Search the listing below for "Answer". Copy each matching line.
===============
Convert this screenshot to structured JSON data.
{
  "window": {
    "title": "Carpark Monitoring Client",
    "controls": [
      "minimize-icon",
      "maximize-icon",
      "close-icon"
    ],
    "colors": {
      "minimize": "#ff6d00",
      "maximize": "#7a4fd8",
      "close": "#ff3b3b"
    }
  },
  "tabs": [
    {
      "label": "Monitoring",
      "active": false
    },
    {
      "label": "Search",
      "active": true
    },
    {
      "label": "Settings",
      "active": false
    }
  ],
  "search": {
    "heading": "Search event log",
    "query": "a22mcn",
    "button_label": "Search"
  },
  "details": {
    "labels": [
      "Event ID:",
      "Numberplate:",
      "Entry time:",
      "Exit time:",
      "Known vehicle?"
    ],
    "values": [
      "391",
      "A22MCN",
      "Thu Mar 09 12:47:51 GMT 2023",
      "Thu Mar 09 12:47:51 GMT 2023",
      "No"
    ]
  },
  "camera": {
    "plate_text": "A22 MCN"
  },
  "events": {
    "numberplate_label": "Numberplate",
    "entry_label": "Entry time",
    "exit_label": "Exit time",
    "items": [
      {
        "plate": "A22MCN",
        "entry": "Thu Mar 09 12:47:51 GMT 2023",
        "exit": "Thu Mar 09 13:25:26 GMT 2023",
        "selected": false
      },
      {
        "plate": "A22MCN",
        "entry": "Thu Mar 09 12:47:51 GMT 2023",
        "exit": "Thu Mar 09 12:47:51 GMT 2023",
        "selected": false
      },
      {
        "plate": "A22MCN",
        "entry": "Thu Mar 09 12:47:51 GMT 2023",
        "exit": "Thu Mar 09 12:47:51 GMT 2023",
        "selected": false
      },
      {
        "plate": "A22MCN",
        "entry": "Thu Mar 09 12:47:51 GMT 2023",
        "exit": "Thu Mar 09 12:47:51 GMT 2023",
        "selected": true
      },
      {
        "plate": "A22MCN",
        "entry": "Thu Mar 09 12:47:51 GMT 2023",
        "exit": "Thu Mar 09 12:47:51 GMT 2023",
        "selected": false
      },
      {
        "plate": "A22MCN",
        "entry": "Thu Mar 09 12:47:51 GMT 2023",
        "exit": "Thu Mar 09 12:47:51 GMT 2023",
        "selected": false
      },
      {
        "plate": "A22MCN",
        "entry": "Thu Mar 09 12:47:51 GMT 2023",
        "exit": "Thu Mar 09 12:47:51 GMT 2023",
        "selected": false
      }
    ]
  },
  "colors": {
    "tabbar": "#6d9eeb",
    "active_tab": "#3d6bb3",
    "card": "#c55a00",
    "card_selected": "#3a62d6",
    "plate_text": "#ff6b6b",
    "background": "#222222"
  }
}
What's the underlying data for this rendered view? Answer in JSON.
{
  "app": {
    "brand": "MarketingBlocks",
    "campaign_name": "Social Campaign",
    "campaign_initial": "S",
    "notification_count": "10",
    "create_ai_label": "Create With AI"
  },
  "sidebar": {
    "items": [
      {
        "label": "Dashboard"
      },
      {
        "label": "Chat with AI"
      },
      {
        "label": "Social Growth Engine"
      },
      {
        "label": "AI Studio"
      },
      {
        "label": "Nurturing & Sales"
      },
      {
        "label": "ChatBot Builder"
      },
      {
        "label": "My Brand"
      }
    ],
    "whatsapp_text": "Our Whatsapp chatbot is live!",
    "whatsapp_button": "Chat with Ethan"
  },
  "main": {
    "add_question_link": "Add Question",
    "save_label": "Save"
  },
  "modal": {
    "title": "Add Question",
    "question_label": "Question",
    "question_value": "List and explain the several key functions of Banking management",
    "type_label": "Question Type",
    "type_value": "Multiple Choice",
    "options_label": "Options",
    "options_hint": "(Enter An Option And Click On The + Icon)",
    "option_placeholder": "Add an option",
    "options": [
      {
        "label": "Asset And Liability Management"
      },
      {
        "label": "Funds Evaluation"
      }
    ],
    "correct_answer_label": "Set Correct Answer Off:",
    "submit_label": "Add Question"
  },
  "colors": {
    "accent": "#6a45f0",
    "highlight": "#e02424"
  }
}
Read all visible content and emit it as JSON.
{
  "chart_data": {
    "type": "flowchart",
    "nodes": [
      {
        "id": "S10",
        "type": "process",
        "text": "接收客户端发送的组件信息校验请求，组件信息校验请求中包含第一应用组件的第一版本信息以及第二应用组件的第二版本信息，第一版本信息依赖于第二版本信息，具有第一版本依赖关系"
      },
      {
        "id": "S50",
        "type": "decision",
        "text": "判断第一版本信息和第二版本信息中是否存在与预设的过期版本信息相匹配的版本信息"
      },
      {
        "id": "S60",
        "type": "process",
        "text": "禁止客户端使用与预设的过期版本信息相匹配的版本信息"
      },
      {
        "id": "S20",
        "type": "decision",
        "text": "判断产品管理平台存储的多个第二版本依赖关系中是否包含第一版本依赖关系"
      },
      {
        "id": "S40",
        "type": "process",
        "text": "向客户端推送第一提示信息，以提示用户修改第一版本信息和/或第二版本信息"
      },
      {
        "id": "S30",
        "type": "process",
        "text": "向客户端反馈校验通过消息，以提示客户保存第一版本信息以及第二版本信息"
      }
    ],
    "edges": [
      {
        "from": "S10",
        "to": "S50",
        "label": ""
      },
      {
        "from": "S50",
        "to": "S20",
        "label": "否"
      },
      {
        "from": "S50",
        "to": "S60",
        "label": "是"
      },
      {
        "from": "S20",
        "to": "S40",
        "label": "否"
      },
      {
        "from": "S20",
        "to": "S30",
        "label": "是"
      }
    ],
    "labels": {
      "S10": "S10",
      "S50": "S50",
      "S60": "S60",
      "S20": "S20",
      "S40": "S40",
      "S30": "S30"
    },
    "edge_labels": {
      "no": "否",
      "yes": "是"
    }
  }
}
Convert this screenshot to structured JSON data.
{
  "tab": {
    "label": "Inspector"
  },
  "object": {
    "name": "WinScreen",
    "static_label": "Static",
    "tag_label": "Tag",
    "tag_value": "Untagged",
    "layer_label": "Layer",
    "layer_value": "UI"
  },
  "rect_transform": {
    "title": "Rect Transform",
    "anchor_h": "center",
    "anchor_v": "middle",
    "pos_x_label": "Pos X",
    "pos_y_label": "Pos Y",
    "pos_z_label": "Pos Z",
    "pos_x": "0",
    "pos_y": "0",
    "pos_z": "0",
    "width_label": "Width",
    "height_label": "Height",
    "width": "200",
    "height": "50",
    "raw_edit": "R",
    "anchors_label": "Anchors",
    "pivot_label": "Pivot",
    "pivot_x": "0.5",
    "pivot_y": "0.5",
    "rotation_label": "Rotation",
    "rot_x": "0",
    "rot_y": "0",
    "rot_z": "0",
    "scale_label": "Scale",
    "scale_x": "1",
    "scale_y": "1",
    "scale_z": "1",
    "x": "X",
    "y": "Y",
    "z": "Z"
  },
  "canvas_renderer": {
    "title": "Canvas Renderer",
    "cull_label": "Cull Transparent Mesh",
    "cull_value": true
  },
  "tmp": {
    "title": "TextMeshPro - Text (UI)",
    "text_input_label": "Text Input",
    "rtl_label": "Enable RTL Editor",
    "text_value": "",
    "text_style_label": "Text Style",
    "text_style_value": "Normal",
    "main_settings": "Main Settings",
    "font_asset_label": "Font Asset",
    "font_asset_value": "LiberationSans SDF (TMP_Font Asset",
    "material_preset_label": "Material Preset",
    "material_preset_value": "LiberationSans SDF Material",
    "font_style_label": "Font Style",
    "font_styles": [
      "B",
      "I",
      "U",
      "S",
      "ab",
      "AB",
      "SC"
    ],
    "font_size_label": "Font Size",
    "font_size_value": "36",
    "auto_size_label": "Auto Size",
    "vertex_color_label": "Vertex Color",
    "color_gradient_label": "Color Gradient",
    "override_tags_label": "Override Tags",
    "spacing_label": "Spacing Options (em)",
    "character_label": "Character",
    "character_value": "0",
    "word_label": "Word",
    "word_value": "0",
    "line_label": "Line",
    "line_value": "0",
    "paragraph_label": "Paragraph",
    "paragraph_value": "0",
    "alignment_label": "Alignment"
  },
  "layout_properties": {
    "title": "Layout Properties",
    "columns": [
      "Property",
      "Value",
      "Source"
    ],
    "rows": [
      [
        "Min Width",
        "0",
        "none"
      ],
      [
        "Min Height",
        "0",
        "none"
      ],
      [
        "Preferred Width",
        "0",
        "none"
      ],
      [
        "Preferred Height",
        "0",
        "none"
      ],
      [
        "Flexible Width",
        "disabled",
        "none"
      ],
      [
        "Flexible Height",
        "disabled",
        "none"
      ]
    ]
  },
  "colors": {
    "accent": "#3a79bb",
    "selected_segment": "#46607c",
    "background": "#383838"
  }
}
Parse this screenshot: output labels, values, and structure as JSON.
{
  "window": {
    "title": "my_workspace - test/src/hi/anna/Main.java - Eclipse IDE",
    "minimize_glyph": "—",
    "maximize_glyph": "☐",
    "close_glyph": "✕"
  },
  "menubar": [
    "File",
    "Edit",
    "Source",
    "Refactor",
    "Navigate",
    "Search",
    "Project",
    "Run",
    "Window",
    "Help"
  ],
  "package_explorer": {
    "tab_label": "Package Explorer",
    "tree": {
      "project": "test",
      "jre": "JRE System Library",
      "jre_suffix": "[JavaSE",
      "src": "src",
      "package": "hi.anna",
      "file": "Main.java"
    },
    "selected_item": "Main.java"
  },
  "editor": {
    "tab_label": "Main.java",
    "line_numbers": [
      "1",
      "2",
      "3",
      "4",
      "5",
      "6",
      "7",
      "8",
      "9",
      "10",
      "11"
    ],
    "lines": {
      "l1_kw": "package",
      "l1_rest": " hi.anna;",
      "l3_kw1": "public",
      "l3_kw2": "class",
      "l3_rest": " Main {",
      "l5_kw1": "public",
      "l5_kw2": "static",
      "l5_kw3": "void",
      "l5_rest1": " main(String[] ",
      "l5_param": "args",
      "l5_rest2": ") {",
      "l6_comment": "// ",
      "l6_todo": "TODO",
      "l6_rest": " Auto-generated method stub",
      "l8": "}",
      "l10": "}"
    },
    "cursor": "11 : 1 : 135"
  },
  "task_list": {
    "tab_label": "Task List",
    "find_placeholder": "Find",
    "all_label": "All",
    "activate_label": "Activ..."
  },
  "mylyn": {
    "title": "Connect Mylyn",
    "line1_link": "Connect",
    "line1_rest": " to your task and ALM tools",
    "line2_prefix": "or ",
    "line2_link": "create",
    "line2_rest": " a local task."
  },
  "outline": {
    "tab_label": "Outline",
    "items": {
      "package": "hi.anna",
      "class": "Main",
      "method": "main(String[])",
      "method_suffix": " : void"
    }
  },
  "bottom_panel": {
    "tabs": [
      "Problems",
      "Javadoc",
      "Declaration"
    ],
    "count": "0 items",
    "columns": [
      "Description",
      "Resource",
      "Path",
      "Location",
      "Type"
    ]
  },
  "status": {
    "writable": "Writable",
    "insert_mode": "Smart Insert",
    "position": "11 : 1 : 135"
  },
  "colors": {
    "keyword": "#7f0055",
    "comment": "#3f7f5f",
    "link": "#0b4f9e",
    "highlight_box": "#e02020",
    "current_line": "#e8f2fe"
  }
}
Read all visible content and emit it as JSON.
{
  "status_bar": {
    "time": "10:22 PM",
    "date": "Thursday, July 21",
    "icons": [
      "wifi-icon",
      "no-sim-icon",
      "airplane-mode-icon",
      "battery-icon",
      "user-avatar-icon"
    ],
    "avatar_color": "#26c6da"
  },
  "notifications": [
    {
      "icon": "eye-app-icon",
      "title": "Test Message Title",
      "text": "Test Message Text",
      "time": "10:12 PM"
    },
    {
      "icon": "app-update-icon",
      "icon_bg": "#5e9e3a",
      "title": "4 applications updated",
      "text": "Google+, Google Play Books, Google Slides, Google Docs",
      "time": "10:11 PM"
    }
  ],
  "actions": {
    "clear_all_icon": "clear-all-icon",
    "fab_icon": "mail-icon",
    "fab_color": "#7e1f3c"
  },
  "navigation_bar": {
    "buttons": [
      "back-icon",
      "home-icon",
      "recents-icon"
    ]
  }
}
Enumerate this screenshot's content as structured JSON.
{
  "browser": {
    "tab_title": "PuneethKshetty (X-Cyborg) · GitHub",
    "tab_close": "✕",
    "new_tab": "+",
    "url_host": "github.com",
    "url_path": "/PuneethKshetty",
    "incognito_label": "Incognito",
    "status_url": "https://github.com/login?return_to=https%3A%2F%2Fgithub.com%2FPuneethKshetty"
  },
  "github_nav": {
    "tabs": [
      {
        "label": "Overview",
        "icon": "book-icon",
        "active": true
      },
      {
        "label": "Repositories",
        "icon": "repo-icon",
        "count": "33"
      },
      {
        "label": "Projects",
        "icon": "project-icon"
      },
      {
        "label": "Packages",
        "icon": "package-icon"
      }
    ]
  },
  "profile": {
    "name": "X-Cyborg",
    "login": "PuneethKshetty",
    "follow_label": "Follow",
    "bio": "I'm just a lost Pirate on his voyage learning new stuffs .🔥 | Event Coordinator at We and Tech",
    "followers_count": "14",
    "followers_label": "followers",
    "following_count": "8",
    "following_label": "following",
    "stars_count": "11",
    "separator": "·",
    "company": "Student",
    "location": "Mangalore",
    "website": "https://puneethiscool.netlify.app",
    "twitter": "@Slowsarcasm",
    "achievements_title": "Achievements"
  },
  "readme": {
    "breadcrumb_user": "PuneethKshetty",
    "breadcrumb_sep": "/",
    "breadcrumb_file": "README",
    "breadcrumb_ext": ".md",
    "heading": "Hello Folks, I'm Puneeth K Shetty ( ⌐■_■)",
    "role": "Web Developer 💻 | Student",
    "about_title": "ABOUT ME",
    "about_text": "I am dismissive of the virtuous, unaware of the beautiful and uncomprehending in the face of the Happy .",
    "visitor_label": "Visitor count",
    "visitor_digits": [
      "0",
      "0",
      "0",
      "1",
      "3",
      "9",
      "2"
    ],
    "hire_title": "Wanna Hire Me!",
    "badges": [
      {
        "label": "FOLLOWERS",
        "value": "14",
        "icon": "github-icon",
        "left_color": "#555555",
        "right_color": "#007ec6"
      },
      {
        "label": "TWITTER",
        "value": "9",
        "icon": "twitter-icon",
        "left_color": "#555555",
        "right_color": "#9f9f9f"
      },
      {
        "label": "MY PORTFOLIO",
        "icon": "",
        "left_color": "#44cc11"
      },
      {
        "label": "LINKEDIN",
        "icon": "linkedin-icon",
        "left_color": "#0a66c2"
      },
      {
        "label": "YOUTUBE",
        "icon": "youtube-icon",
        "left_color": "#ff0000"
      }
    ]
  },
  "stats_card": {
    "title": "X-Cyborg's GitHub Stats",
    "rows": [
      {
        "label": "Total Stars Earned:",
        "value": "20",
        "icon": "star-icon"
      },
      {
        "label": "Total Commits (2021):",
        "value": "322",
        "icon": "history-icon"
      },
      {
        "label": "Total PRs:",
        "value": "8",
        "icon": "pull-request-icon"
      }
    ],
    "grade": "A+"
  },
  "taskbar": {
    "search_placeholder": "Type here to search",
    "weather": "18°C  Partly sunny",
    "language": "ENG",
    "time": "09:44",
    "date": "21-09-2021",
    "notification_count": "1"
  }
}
===============
**Response**
What's the underlying data for this rendered view? Answer in JSON.
    "correct_answer_label": "Set Correct Answer Off:",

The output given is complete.